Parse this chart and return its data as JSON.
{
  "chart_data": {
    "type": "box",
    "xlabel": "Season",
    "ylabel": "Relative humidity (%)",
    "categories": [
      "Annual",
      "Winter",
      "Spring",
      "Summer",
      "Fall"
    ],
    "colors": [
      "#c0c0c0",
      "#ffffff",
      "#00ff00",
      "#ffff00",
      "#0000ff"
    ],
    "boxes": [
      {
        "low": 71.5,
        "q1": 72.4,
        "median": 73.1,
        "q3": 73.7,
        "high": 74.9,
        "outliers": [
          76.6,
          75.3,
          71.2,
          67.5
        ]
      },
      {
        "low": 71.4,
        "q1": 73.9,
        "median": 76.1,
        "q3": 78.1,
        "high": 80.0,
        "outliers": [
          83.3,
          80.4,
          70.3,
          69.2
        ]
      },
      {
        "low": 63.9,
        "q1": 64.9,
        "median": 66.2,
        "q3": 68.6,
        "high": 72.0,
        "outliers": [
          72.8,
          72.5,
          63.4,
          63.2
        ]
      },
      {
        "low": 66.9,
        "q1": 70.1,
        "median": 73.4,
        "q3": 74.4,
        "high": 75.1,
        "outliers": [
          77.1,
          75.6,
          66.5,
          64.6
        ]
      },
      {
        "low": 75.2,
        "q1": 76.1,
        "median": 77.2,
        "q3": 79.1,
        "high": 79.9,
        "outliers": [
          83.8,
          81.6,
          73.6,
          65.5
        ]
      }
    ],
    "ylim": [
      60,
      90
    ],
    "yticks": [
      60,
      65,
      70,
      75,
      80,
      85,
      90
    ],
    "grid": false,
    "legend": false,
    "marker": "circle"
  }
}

* _WHAT IS EXPECTED_
Repeat the material above exactly.

* _EXPECTED ANSWER_
Parse this chart and return its data as JSON.
{
  "chart_data": {
    "type": "box",
    "xlabel": "Season",
    "ylabel": "Relative humidity (%)",
    "categories": [
      "Annual",
      "Winter",
      "Spring",
      "Summer",
      "Fall"
    ],
    "colors": [
      "#c0c0c0",
      "#ffffff",
      "#00ff00",
      "#ffff00",
      "#0000ff"
    ],
    "boxes": [
      {
        "low": 71.5,
        "q1": 72.4,
        "median": 73.1,
        "q3": 73.7,
        "high": 74.9,
        "outliers": [
          76.6,
          75.3,
          71.2,
          67.5
        ]
      },
      {
        "low": 71.4,
        "q1": 73.9,
        "median": 76.1,
        "q3": 78.1,
        "high": 80.0,
        "outliers": [
          83.3,
          80.4,
          70.3,
          69.2
        ]
      },
      {
        "low": 63.9,
        "q1": 64.9,
        "median": 66.2,
        "q3": 68.6,
        "high": 72.0,
        "outliers": [
          72.8,
          72.5,
          63.4,
          63.2
        ]
      },
      {
        "low": 66.9,
        "q1": 70.1,
        "median": 73.4,
        "q3": 74.4,
        "high": 75.1,
        "outliers": [
          77.1,
          75.6,
          66.5,
          64.6
        ]
      },
      {
        "low": 75.2,
        "q1": 76.1,
        "median": 77.2,
        "q3": 79.1,
        "high": 79.9,
        "outliers": [
          83.8,
          81.6,
          73.6,
          65.5
        ]
      }
    ],
    "ylim": [
      60,
      90
    ],
    "yticks": [
      60,
      65,
      70,
      75,
      80,
      85,
      90
    ],
    "grid": false,
    "legend": false,
    "marker": "circle"
  }
}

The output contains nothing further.